_The problem_:
Find each line with the word "Other" and copy it.

(begin)

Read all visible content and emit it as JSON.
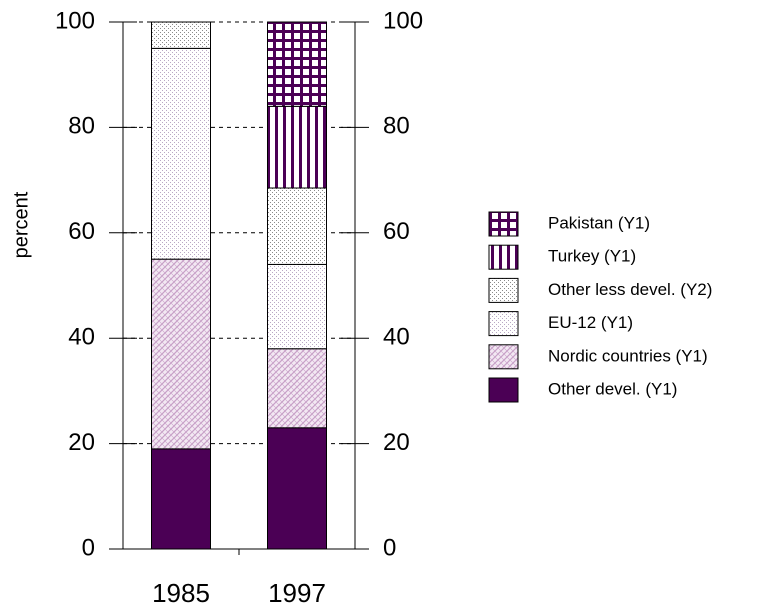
{
  "chart_data": {
    "type": "stacked_bar",
    "y_label": "percent",
    "categories": [
      "1985",
      "1997"
    ],
    "series": [
      {
        "name": "Other devel. (Y1)",
        "color": "#4b0055",
        "pattern": "solid",
        "values": [
          19,
          23
        ]
      },
      {
        "name": "Nordic countries (Y1)",
        "color": "#c8a0c8",
        "pattern": "hatch",
        "values": [
          36,
          15
        ]
      },
      {
        "name": "EU-12 (Y1)",
        "color": "#b9a8c4",
        "pattern": "dots",
        "values": [
          40,
          16
        ]
      },
      {
        "name": "Other less devel. (Y2)",
        "color": "#8a8a8a",
        "pattern": "dots",
        "axis": "y2",
        "values": [
          5,
          14.5
        ]
      },
      {
        "name": "Turkey (Y1)",
        "color": "#4b0055",
        "pattern": "vlines",
        "values": [
          0,
          15.5
        ]
      },
      {
        "name": "Pakistan (Y1)",
        "color": "#4b0055",
        "pattern": "grid",
        "values": [
          0,
          16
        ]
      }
    ],
    "ylim": [
      0,
      100
    ],
    "yticks": [
      0,
      20,
      40,
      60,
      80,
      100
    ],
    "y2lim": [
      0,
      100
    ],
    "y2ticks": [
      0,
      20,
      40,
      60,
      80,
      100
    ],
    "grid": true,
    "legend": "right"
  }
}
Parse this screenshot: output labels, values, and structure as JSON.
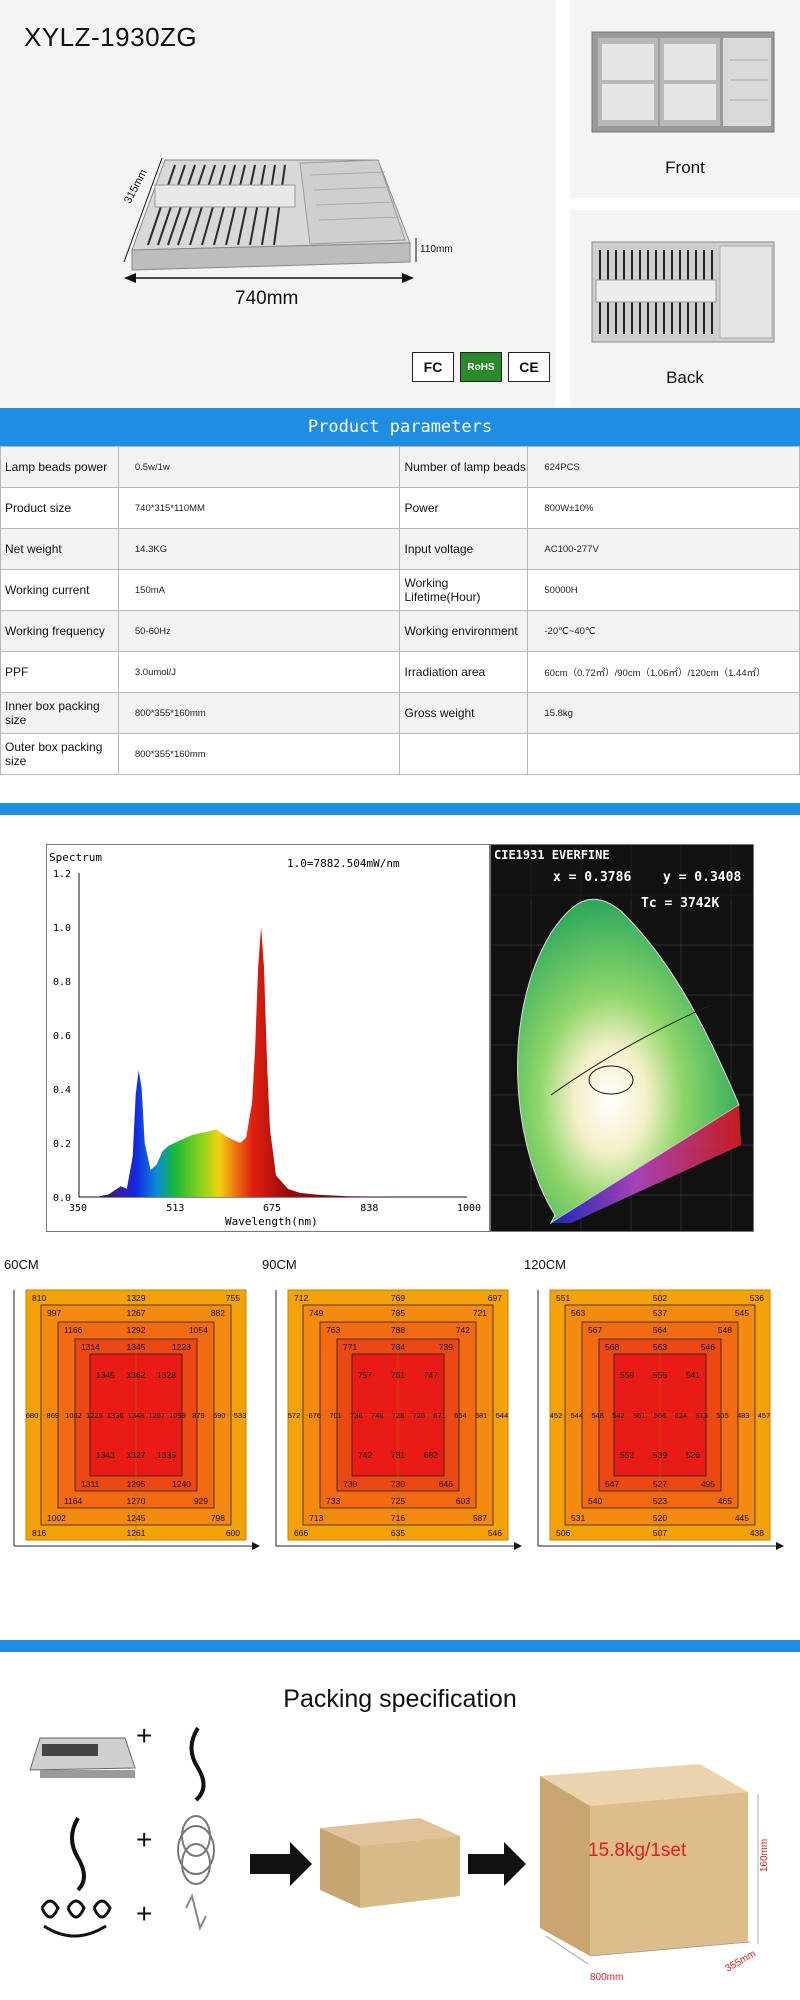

(end)

_Result of the task_:
        "name": "Other devel. (Y1)",
        "name": "Other less devel. (Y2)",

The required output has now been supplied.